» GIVEN TASK:
Locate every line that holds the string "扬子晚报" and copy it.

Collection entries
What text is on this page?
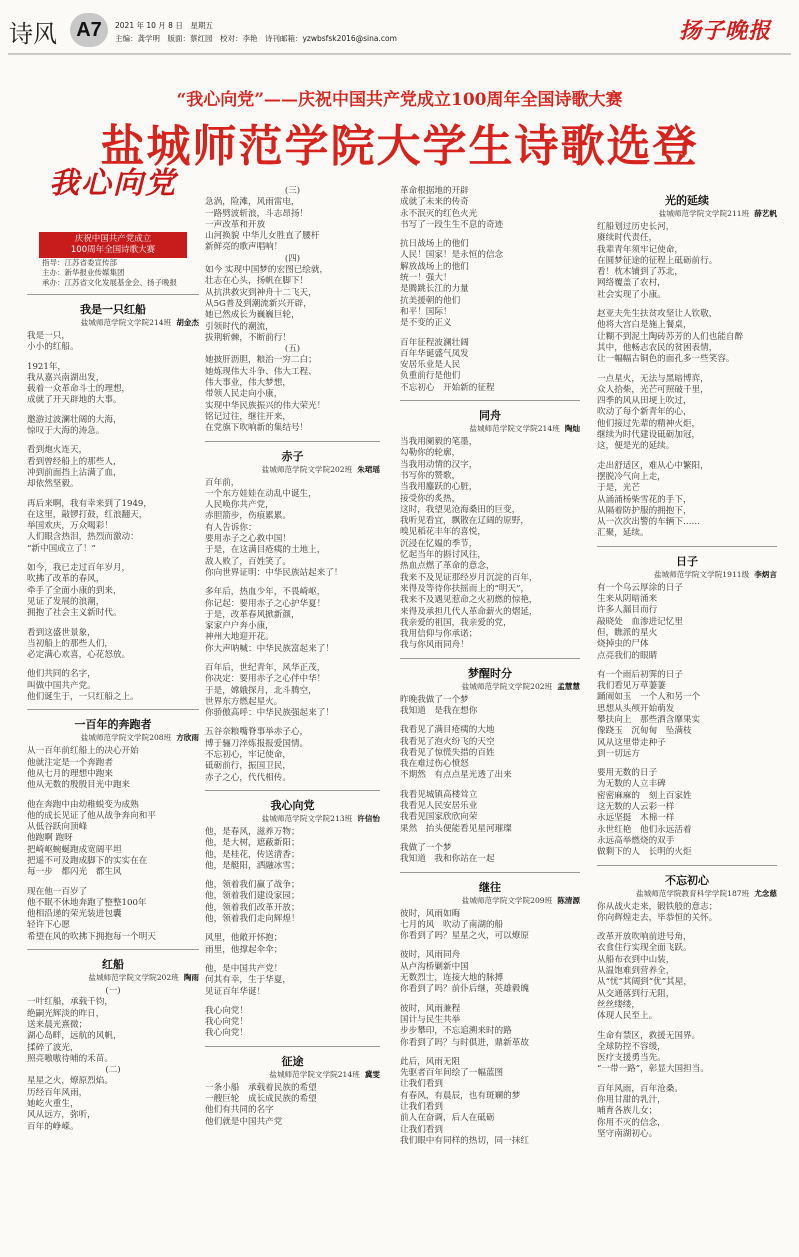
诗风 A7	2021 年 10 月 8 日　星期五
主编：龚学明　版面：蔡红园　校对：李艳　诗刊邮箱：yzwbsfsk2016@sina.com	扬子晚报
“我心向党”——庆祝中国共产党成立100周年全国诗歌大赛
盐城师范学院大学生诗歌选登
我心向党
庆祝中国共产党成立
100周年全国诗歌大赛
指导：江苏省委宣传部
主办：新华报业传媒集团
承办：江苏省文化发展基金会、扬子晚报
我是一只红船
盐城师范学院文学院214班 胡金杰

我是一只，

小小的红船。

1921年，

我从嘉兴南湖出发，

载着一众革命斗士的理想，

成就了开天辟地的大事。

邀游过波澜壮阔的大海，

惊叹于大海的涛急。

看到炮火连天，

看到曾经船上的那些人，

冲到前面挡上沾满了血，

却依然坚毅。

再后来啊，我有幸来到了1949，

在这里，敲锣打鼓，红浪翻天，

举国欢庆，万众喝彩！

人们眼含热泪，热烈而激动：

“新中国成立了！”

如今，我已走过百年岁月，

吹拂了改革的春风，

牵手了全面小康的到来，

见证了发展的浪潮，

拥抱了社会主义新时代。

看到这盛世景象，

当初船上的那些人们，

必定满心欢喜，心花怒放。

他们共同的名字，

叫做中国共产党。

他们诞生于，一只红船之上。

一百年的奔跑者
盐城师范学院文学院208班 方欣雨

从一百年前红船上的决心开始

他就注定是一个奔跑者

他从七月的理想中跑来

他从无数的殷殷目光中跑来

他在奔跑中由幼稚蜕变为成熟

他的成长见证了他从战争奔向和平

从低谷跃向顶峰

他跑啊 跑呀

把崎岖蜿蜒跑成宽阔平坦

把遥不可及跑成脚下的实实在在

每一步　都闪光　都生风

现在他一百岁了

他不眠不休地奔跑了整整100年

他相沿递的荣光装进包囊

轻许下心愿

希望在风的吹拂下拥抱每一个明天

红船
盐城师范学院文学院202班 陶雨

(一)

一叶红船，承载千钧，

绝嗣光辉淡的昨日，

送来晨光熹微；

湖心岛畔，远航的风帆，

揉碎了波光，

照亮嗷嗷待哺的禾苗。

(二)

星星之火，燎原烈焰。

历经百年风雨，

她屹火重生，

风从远方，弥听，

百年的峥嵘。

(三)

急涡，险滩，风雨雷电，

一路劈波斩浪，斗志昂扬！

一声改革和开放

山河换貌 中华儿女胜直了腰杆

新鲜亮的歌声唱响！

(四)

如今 实现中国梦的宏图已绘就，

壮志在心头，扬帆在脚下！

从抗洪救灾到神舟十二飞天，

从5G普及到潮流新兴开辟，

她已然成长为巍巍巨轮，

引领时代的潮流，

拔荆斩棘，不断前行！

(五)

她披肝沥胆，粮治一穷二白；

她炼现伟大斗争、伟大工程、

伟大事业，伟大梦想，

带领人民走向小康，

实现中华民族振兴的伟大荣光！

铭记过往，继往开来，

在党旗下吹响新的集结号！

赤子
盐城师范学院文学院202班 朱珺瑶

百年前，

一个东方娃娃在动乱中诞生，

人民唤你共产党，

赤胆箭步，伤痕累累。

有人告诉你：

要用赤子之心救中国！

于是，在这满目疮痍的土地上，

敌人败了，百姓笑了。

你向世界证明：中华民族站起来了！

多年后，热血少年，不畏崎岖，

你记起：要用赤子之心护华夏！

于是，改革春风掀新颜，

家家户户奔小康，

神州大地迎开花。

你大声呐喊：中华民族富起来了！

百年后，世纪青年，风华正茂，

你决定：要用赤子之心伴中华！

于是，嫦娥探月，北斗腾空，

世界东方燃起星火。

你骄傲高呼：中华民族强起来了！

五谷奈粮嘴脊事举赤子心，

博于骊刀淬炼报报爱国情。

不忘初心，牢记使命，

砥砺前行，振国卫民，

赤子之心，代代相传。

我心向党
盐城师范学院文学院213班 许信怡

他，是春风，滋养万物；

他，是大树，遮蔽新阳；

他，是桂花，传送清香；

他，是艇阳，洒融冰雪；

他，领着我们赢了战争；

他，领着我们建设家园；

他，领着我们改革开放；

他，领着我们走向辉煌！

风里，他敞开怀抱；

雨里，他撑起伞伞；

他，是中国共产党！

何其有幸，生于华夏，

见证百年华诞！

我心向党！

我心向党！

我心向党！

征途
盐城师范学院文学院214班 冀雯

一条小船　承载着民族的希望

一艘巨轮　成长成民族的希望

他们有共同的名字

他们就是中国共产党

革命根据地的开辟

成就了未来的传奇

永不泯灭的红色火光

书写了一段生生不息的奇迹

抗日战场上的他们

人民！国家！是永恒的信念

解放战场上的他们

统一！强大！

是腾跳长江的力量

抗美援朝的他们

和平！国际！

是不变的正义

百年征程波澜壮阔

百年华诞盛气凤发

安居乐业是人民

负重前行是他们

不忘初心　开始新的征程

同舟
盐城师范学院文学院214班 陶灿

当我用阑毅的笔墨，

勾勒你的轮廓，

当我用动情的汉字，

书写你的赞歌，

当我用鏖跃的心脏，

接受你的炙热，

这时，我望见沧海桑田的巨变，

我听见看宜，飘散在辽阔的原野，

嗅见稻花丰年的喜悦，

沉浸在忆媪的季节，

忆起当年的斟讨风往，

热血点燃了革命的意念，

我来不及见证那经岁月沉淀的百年，

来得及等待你扶摇而上的“明天”，

我来不及遇见惹命之火初燃的惊艳，

来得及承担几代人革命薪火的熠延，

我亲爱的祖国，我亲爱的党，

我用信仰与你承诺；

我与你风雨同舟！

梦醒时分
盐城师范学院文学院202班 孟慧慧

昨晚我做了一个梦

我知道　是我在想你

我看见了满目疮痍的大地

我看见了泡火纷飞的天空

我看见了惊慌失措的百姓

我在难过伤心愤怒

不期然　有点点星光透了出来

我看见城镇高楼耸立

我看见人民安居乐业

我看见国家欣欣向荣

果然　抬头便能看见星河璀璨

我做了一个梦

我知道　我和你站在一起

继往
盐城师范学院文学院209班 陈清源

彼时，风雨如晦

七月的风　吹动了南湖的船

你看到了吗？星星之火，可以燎原

彼时，风雨同舟

从卢沟桥剿新中国

无数烈士，连接大地的脉搏

你看到了吗？前仆后继，英雄毅魄

彼时，风雨兼程

国计与民生共举

步步攀印，不忘追溯来时的路

你看到了吗？与时俱进，鼎新革故

此后，风雨无阻

先驱者百年间绘了一幅蓝图

让我们看到

有春风，有晨辰，也有斑斓的梦

让我们看到

前人在奋调，后人在砥砺

让我们看到

我们眼中有同样的热切，同一抹红

光的延续
盐城师范学院文学院211班 薛艺帆

红船划过历史长河，

赓续时代责任，

我辈青年须牢记使命，

在圆梦征途的征程上砥砺前行。

看！枕木铺到了苏北，

网络覆盖了农村，

社会实现了小康。

赵亚夫先生扶贫攻坚让人钦敬，

他将大宫白是施上餐桌，

让糊不到泥土陶砖苏芳的人们也能自醉

其中，他畅志农民的贫困表情，

让一幅幅古铜色的面孔多一些笑容。

一点星火，无法与黑暗博弈，

众人拾柴，光芒可照破千里，

四季的风从田埂上吹过，

吹动了每个新青年的心，

他们接过先辈的精神火炬，

继续为时代建设砥砺加冠，

这，便是光的延续。

走出舒适区，难从心中繁阳，

摆脱冷气向上走，

于是，光芒

从涌涌杨柴雪花的手下，

从隔着防护服的拥抱下，

从一次次出警的车辆下……

汇聚，延续。

日子
盐城师范学院文学院1911级 李炳言

有一个乌云厚涂的日子

生来从阴暗涌来

许多人漏目而行

敲晓处　血渗进记忆里

但，瞧派的星火

烧掉虫的尸体

点亮我们的眼睛

有一个雨后初霁的日子

我们看见万草萋萋

踊闹如玉　一个人和另一个

思想从头颅开始萌发

攀扶向上　那些洒含靡果实

像跷玉　沉甸甸　坠满枝

风从这里带走种子

到一切远方

要用无数的日子

为无数的人立丰碑

密密麻麻的　刻上百家姓

这无数的人云彩一样

永远坚挺　木棉一样

永世红艳　他们永远活着

永远高举燃烧的双手

做剩下的人　长明的火炬

不忘初心
盐城师范学院教育科学学院187班 尤念慈

你从战火走来，锻铁般的意志；

你向辉煌走去，毕恭恒的关怀。

改革开放吹响前进号角，

衣食住行实现全面飞跃。

从船布衣到中山装，

从温饱难到营养全，

从“忧”其阔到“优”其屋，

从交通落到行无阻，

丝丝缕缕，

体现人民至上。

生命有禁区，救援无国界。

全球防控不容缓，

医疗支援勇当先。

“一带一路”，彰显大国担当。

百年风雨，百年沧桑。

你用甘甜的乳汁，

哺育各族儿女；

你用不灭的信念，

坚守南湖初心。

» SOLUTION TO THIS PROBLEM:
主编：龚学明　版面：蔡红园　校对：李艳　诗刊邮箱：yzwbsfsk2016@sina.com	扬子晚报
承办：江苏省文化发展基金会、扬子晚报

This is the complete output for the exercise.